• _AVAILABLE DATA_
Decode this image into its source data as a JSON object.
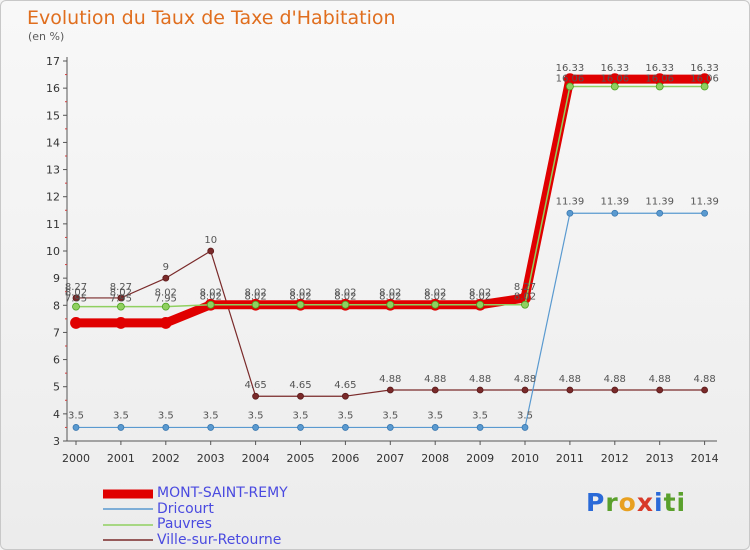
{
  "chart_data": {
    "type": "line",
    "title": "Evolution du Taux de Taxe d'Habitation",
    "subtitle": "(en %)",
    "x": [
      "2000",
      "2001",
      "2002",
      "2003",
      "2004",
      "2005",
      "2006",
      "2007",
      "2008",
      "2009",
      "2010",
      "2011",
      "2012",
      "2013",
      "2014"
    ],
    "ylim": [
      3,
      17
    ],
    "yticks": [
      3,
      4,
      5,
      6,
      7,
      8,
      9,
      10,
      11,
      12,
      13,
      14,
      15,
      16,
      17
    ],
    "grid": false,
    "legend_position": "bottom-left",
    "series": [
      {
        "name": "MONT-SAINT-REMY",
        "color": "#e00000",
        "values": [
          7.35,
          7.35,
          7.35,
          8.02,
          8.02,
          8.02,
          8.02,
          8.02,
          8.02,
          8.02,
          8.27,
          16.33,
          16.33,
          16.33,
          16.33
        ],
        "labels": [
          "",
          "",
          "",
          "",
          "",
          "",
          "",
          "",
          "",
          "",
          "8.27",
          "16.33",
          "16.33",
          "16.33",
          "16.33"
        ]
      },
      {
        "name": "Dricourt",
        "color": "#5a9ad0",
        "values": [
          3.5,
          3.5,
          3.5,
          3.5,
          3.5,
          3.5,
          3.5,
          3.5,
          3.5,
          3.5,
          3.5,
          11.39,
          11.39,
          11.39,
          11.39
        ],
        "labels": [
          "3.5",
          "3.5",
          "3.5",
          "3.5",
          "3.5",
          "3.5",
          "3.5",
          "3.5",
          "3.5",
          "3.5",
          "3.5",
          "11.39",
          "11.39",
          "11.39",
          "11.39"
        ]
      },
      {
        "name": "Pauvres",
        "color": "#90d060",
        "values": [
          7.95,
          7.95,
          7.95,
          8.02,
          8.02,
          8.02,
          8.02,
          8.02,
          8.02,
          8.02,
          8.02,
          16.06,
          16.06,
          16.06,
          16.06
        ],
        "labels": [
          "7.95",
          "7.95",
          "7.95",
          "8.02",
          "8.02",
          "8.02",
          "8.02",
          "8.02",
          "8.02",
          "8.02",
          "8.02",
          "16.06",
          "16.06",
          "16.06",
          "16.06"
        ]
      },
      {
        "name": "Ville-sur-Retourne",
        "color": "#7a2a2a",
        "values": [
          8.27,
          8.27,
          9,
          10,
          4.65,
          4.65,
          4.65,
          4.88,
          4.88,
          4.88,
          4.88,
          4.88,
          4.88,
          4.88,
          4.88
        ],
        "labels": [
          "8.27",
          "8.27",
          "9",
          "10",
          "4.65",
          "4.65",
          "4.65",
          "4.88",
          "4.88",
          "4.88",
          "4.88",
          "4.88",
          "4.88",
          "4.88",
          "4.88"
        ],
        "extra_labels": [
          "8.02",
          "8.02",
          "8.02",
          "8.02",
          "8.02",
          "8.02",
          "8.02",
          "8.02",
          "8.02",
          "8.02",
          "",
          "",
          "",
          "",
          ""
        ]
      }
    ]
  },
  "brand": {
    "letters": [
      "P",
      "r",
      "o",
      "x",
      "i",
      "ti"
    ]
  }
}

• _EXERCISE GOAL_
Return all of the data exactly as written, and drop the pictures.

• _RESPONSE FOR THIS EXERCISE_
Decode this image into its source data as a JSON object.
{
  "chart_data": {
    "type": "line",
    "title": "Evolution du Taux de Taxe d'Habitation",
    "subtitle": "(en %)",
    "x": [
      "2000",
      "2001",
      "2002",
      "2003",
      "2004",
      "2005",
      "2006",
      "2007",
      "2008",
      "2009",
      "2010",
      "2011",
      "2012",
      "2013",
      "2014"
    ],
    "ylim": [
      3,
      17
    ],
    "yticks": [
      3,
      4,
      5,
      6,
      7,
      8,
      9,
      10,
      11,
      12,
      13,
      14,
      15,
      16,
      17
    ],
    "grid": false,
    "legend_position": "bottom-left",
    "series": [
      {
        "name": "MONT-SAINT-REMY",
        "color": "#e00000",
        "values": [
          7.35,
          7.35,
          7.35,
          8.02,
          8.02,
          8.02,
          8.02,
          8.02,
          8.02,
          8.02,
          8.27,
          16.33,
          16.33,
          16.33,
          16.33
        ],
        "labels": [
          "",
          "",
          "",
          "",
          "",
          "",
          "",
          "",
          "",
          "",
          "8.27",
          "16.33",
          "16.33",
          "16.33",
          "16.33"
        ]
      },
      {
        "name": "Dricourt",
        "color": "#5a9ad0",
        "values": [
          3.5,
          3.5,
          3.5,
          3.5,
          3.5,
          3.5,
          3.5,
          3.5,
          3.5,
          3.5,
          3.5,
          11.39,
          11.39,
          11.39,
          11.39
        ],
        "labels": [
          "3.5",
          "3.5",
          "3.5",
          "3.5",
          "3.5",
          "3.5",
          "3.5",
          "3.5",
          "3.5",
          "3.5",
          "3.5",
          "11.39",
          "11.39",
          "11.39",
          "11.39"
        ]
      },
      {
        "name": "Pauvres",
        "color": "#90d060",
        "values": [
          7.95,
          7.95,
          7.95,
          8.02,
          8.02,
          8.02,
          8.02,
          8.02,
          8.02,
          8.02,
          8.02,
          16.06,
          16.06,
          16.06,
          16.06
        ],
        "labels": [
          "7.95",
          "7.95",
          "7.95",
          "8.02",
          "8.02",
          "8.02",
          "8.02",
          "8.02",
          "8.02",
          "8.02",
          "8.02",
          "16.06",
          "16.06",
          "16.06",
          "16.06"
        ]
      },
      {
        "name": "Ville-sur-Retourne",
        "color": "#7a2a2a",
        "values": [
          8.27,
          8.27,
          9,
          10,
          4.65,
          4.65,
          4.65,
          4.88,
          4.88,
          4.88,
          4.88,
          4.88,
          4.88,
          4.88,
          4.88
        ],
        "labels": [
          "8.27",
          "8.27",
          "9",
          "10",
          "4.65",
          "4.65",
          "4.65",
          "4.88",
          "4.88",
          "4.88",
          "4.88",
          "4.88",
          "4.88",
          "4.88",
          "4.88"
        ],
        "extra_labels": [
          "8.02",
          "8.02",
          "8.02",
          "8.02",
          "8.02",
          "8.02",
          "8.02",
          "8.02",
          "8.02",
          "8.02",
          "",
          "",
          "",
          "",
          ""
        ]
      }
    ]
  },
  "brand": {
    "letters": [
      "P",
      "r",
      "o",
      "x",
      "i",
      "ti"
    ]
  }
}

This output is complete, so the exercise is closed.